*** Records ***

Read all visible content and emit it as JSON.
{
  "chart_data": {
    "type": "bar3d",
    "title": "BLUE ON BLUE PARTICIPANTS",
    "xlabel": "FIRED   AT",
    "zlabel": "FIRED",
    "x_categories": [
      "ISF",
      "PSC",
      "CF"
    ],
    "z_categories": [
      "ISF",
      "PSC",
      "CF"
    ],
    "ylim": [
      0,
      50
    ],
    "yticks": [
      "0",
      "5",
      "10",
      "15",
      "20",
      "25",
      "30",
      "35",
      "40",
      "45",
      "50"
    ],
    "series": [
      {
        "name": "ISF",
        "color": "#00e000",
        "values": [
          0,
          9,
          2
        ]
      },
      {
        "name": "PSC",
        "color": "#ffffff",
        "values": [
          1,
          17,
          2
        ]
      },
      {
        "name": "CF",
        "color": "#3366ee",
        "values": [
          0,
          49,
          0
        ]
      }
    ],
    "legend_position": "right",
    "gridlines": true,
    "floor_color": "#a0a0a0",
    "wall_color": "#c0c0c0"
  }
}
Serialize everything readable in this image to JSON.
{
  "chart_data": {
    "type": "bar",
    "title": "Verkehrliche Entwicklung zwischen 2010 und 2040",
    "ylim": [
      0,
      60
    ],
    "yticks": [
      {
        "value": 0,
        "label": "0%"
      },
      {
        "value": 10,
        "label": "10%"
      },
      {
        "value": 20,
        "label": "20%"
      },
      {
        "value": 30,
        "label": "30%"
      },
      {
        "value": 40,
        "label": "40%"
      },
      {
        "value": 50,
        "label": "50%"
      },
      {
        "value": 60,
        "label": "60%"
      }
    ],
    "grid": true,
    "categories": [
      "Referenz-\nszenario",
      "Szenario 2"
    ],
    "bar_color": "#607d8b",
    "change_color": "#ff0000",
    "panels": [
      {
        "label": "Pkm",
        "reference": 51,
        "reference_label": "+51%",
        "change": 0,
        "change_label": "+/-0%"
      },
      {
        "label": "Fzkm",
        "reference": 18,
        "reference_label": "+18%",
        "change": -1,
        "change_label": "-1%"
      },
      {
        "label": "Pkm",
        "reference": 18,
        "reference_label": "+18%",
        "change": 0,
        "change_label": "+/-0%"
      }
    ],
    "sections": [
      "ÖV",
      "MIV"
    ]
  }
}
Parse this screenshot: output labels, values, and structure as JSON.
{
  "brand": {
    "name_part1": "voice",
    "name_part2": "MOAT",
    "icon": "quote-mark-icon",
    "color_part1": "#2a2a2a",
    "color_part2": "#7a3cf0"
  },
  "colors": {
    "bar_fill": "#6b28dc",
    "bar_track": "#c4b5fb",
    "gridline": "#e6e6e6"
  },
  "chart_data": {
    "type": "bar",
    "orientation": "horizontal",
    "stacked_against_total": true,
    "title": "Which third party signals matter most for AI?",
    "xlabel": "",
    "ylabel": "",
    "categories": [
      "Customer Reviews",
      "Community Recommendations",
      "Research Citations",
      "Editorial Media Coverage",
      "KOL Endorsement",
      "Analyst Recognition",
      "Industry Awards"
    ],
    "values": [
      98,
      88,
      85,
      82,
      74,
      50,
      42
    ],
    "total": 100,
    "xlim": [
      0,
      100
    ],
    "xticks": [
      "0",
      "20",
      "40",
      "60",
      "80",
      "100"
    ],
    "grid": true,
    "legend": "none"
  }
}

***

Set task
Exactly as written, please output every entry.

Exercise solution
Read all visible content and emit it as JSON.
{
  "chart_data": {
    "type": "bar3d",
    "title": "BLUE ON BLUE PARTICIPANTS",
    "xlabel": "FIRED   AT",
    "zlabel": "FIRED",
    "x_categories": [
      "ISF",
      "PSC",
      "CF"
    ],
    "z_categories": [
      "ISF",
      "PSC",
      "CF"
    ],
    "ylim": [
      0,
      50
    ],
    "yticks": [
      "0",
      "5",
      "10",
      "15",
      "20",
      "25",
      "30",
      "35",
      "40",
      "45",
      "50"
    ],
    "series": [
      {
        "name": "ISF",
        "color": "#00e000",
        "values": [
          0,
          9,
          2
        ]
      },
      {
        "name": "PSC",
        "color": "#ffffff",
        "values": [
          1,
          17,
          2
        ]
      },
      {
        "name": "CF",
        "color": "#3366ee",
        "values": [
          0,
          49,
          0
        ]
      }
    ],
    "legend_position": "right",
    "gridlines": true,
    "floor_color": "#a0a0a0",
    "wall_color": "#c0c0c0"
  }
}
Serialize everything readable in this image to JSON.
{
  "chart_data": {
    "type": "bar",
    "title": "Verkehrliche Entwicklung zwischen 2010 und 2040",
    "ylim": [
      0,
      60
    ],
    "yticks": [
      {
        "value": 0,
        "label": "0%"
      },
      {
        "value": 10,
        "label": "10%"
      },
      {
        "value": 20,
        "label": "20%"
      },
      {
        "value": 30,
        "label": "30%"
      },
      {
        "value": 40,
        "label": "40%"
      },
      {
        "value": 50,
        "label": "50%"
      },
      {
        "value": 60,
        "label": "60%"
      }
    ],
    "grid": true,
    "categories": [
      "Referenz-\nszenario",
      "Szenario 2"
    ],
    "bar_color": "#607d8b",
    "change_color": "#ff0000",
    "panels": [
      {
        "label": "Pkm",
        "reference": 51,
        "reference_label": "+51%",
        "change": 0,
        "change_label": "+/-0%"
      },
      {
        "label": "Fzkm",
        "reference": 18,
        "reference_label": "+18%",
        "change": -1,
        "change_label": "-1%"
      },
      {
        "label": "Pkm",
        "reference": 18,
        "reference_label": "+18%",
        "change": 0,
        "change_label": "+/-0%"
      }
    ],
    "sections": [
      "ÖV",
      "MIV"
    ]
  }
}
Parse this screenshot: output labels, values, and structure as JSON.
{
  "brand": {
    "name_part1": "voice",
    "name_part2": "MOAT",
    "icon": "quote-mark-icon",
    "color_part1": "#2a2a2a",
    "color_part2": "#7a3cf0"
  },
  "colors": {
    "bar_fill": "#6b28dc",
    "bar_track": "#c4b5fb",
    "gridline": "#e6e6e6"
  },
  "chart_data": {
    "type": "bar",
    "orientation": "horizontal",
    "stacked_against_total": true,
    "title": "Which third party signals matter most for AI?",
    "xlabel": "",
    "ylabel": "",
    "categories": [
      "Customer Reviews",
      "Community Recommendations",
      "Research Citations",
      "Editorial Media Coverage",
      "KOL Endorsement",
      "Analyst Recognition",
      "Industry Awards"
    ],
    "values": [
      98,
      88,
      85,
      82,
      74,
      50,
      42
    ],
    "total": 100,
    "xlim": [
      0,
      100
    ],
    "xticks": [
      "0",
      "20",
      "40",
      "60",
      "80",
      "100"
    ],
    "grid": true,
    "legend": "none"
  }
}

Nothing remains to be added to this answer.